> [To do]: Please rewrite the study summary starting at "Purpose of the" and ending at "predict drug sensitivity.", with "drug sensitivity" changed to "drug response" each time it occurs.

> [Selected excerpt]:
╔══
Purpose of the Study:

  • Introduce OncoLoop, a precision medicine framework to predict drug sensitivity in human tumors and their cognate models.
  • Validate the framework's efficacy in prostate cancer using genetically engineered mouse models (GEMM).

Main Methods:

  • Leveraged drug perturbation profiles to predict drug sensitivity.
  • Applied Master Regulator (MR) conservation analysis to human prostate cancer cohorts and GEMM-derived tumors (GEMM-DT).
  • Validated predicted drugs in various preclinical tumor models (allograft, syngeneic, PDX) and assessed combination therapy efficacy.

Main Results:

  • Most advanced prostate cancer patients were represented by at least one cognate GEMM-DT.
  • Drugs predicted to invert MR activity showed successful validation in preclinical models.
  • OncoLoop-predicted drugs enhanced the efficacy of nivolumab (PD-1 inhibitor) and enzalutamide (AR inhibitor).

Conclusions:

  • OncoLoop is a transcriptomic-based framework for rapid-turnaround coclinical studies to identify and validate patient-specific drugs.
  • The framework can be adapted for clinical practice and applied to various cancer types with available models and drug perturbation data.
╚══
> [Provided information]:
╔══
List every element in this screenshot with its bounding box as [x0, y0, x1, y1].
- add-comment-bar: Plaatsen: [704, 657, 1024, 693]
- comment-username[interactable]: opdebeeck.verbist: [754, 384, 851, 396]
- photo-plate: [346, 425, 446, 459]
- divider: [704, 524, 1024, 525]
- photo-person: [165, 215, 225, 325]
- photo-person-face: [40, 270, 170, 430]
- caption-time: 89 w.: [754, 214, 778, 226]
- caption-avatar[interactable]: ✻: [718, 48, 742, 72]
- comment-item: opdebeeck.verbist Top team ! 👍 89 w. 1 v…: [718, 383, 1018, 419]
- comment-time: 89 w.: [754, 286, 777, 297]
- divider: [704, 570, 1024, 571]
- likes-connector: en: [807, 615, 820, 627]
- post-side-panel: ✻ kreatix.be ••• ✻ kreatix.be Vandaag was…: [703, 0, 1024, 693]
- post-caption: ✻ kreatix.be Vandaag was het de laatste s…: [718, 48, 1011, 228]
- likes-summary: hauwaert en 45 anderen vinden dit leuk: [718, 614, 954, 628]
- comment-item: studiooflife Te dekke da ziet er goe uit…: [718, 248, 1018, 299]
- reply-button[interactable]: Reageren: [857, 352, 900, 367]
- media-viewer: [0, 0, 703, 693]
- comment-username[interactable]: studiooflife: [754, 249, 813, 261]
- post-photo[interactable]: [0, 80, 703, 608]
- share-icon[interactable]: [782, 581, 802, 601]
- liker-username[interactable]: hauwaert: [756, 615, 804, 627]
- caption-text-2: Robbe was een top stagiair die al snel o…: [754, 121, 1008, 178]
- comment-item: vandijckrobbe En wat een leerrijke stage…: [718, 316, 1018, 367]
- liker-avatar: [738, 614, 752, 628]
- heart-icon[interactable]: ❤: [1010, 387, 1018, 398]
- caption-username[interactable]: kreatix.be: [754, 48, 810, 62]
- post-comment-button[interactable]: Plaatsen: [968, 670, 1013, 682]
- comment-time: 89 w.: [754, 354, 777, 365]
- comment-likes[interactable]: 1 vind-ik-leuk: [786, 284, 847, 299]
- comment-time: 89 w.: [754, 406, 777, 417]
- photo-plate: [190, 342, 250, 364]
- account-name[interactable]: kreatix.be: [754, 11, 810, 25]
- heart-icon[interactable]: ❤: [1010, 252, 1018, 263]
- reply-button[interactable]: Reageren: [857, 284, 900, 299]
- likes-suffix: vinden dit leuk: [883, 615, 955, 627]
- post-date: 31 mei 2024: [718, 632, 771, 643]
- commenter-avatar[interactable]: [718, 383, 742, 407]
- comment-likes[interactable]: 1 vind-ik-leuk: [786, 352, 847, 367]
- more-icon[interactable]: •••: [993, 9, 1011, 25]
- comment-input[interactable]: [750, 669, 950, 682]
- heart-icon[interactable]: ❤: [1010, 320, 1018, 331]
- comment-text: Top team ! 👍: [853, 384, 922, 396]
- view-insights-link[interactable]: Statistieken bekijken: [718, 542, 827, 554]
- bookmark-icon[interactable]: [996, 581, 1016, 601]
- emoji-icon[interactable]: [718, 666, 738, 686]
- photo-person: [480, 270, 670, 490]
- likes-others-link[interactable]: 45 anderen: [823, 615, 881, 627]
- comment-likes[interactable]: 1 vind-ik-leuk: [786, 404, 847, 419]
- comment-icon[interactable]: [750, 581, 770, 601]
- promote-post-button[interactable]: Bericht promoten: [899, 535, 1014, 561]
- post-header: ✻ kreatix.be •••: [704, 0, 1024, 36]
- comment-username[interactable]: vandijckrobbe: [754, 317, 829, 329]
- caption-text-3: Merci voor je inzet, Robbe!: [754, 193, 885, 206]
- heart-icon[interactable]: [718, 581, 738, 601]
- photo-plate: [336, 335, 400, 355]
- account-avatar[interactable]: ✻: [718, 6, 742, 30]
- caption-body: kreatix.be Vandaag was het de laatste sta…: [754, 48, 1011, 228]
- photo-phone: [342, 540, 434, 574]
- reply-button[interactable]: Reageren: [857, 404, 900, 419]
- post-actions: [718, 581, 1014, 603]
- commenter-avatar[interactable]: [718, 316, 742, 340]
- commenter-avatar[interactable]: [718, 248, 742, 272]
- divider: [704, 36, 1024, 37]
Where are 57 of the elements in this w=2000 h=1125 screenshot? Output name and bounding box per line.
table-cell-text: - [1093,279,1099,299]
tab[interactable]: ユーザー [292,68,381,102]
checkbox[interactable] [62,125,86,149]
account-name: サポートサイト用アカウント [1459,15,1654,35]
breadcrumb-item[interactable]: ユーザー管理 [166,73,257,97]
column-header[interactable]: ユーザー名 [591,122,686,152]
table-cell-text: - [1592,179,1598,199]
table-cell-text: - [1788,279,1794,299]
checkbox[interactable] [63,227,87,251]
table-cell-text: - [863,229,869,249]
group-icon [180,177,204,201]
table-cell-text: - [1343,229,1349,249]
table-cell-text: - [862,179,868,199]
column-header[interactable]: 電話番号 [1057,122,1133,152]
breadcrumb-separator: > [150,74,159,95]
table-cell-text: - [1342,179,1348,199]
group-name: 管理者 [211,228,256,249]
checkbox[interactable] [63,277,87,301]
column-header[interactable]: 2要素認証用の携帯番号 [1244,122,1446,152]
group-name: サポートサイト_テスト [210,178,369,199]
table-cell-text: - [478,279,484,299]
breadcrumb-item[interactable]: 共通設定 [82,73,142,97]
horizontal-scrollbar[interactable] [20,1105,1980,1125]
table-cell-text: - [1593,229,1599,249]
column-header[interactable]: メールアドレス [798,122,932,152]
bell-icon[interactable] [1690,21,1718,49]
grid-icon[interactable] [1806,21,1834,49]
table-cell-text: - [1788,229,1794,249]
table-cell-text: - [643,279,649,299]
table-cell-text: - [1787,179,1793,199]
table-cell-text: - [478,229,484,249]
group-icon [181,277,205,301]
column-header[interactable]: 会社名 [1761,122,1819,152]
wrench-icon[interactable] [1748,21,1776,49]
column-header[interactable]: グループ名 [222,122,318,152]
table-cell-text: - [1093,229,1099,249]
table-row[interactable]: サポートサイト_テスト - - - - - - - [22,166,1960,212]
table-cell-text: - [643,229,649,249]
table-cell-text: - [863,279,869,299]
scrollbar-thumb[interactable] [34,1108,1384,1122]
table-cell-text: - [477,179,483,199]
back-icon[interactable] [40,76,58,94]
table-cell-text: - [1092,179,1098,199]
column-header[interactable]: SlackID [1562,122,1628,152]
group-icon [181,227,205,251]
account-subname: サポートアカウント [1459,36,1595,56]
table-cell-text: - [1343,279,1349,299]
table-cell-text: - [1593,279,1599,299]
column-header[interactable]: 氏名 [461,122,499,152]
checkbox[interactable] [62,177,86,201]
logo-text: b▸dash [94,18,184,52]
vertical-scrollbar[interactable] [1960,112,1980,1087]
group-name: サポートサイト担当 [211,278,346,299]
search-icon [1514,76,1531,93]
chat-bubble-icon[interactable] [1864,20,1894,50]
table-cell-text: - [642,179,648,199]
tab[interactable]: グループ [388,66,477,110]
╚══
> [Solution for this exercise]:
Purpose of the Study:

  • Introduce OncoLoop, a precision medicine framework to predict drug response in human tumors and their cognate models.
  • Validate the framework's efficacy in prostate cancer using genetically engineered mouse models (GEMM).

Main Methods:

  • Leveraged drug perturbation profiles to predict drug response.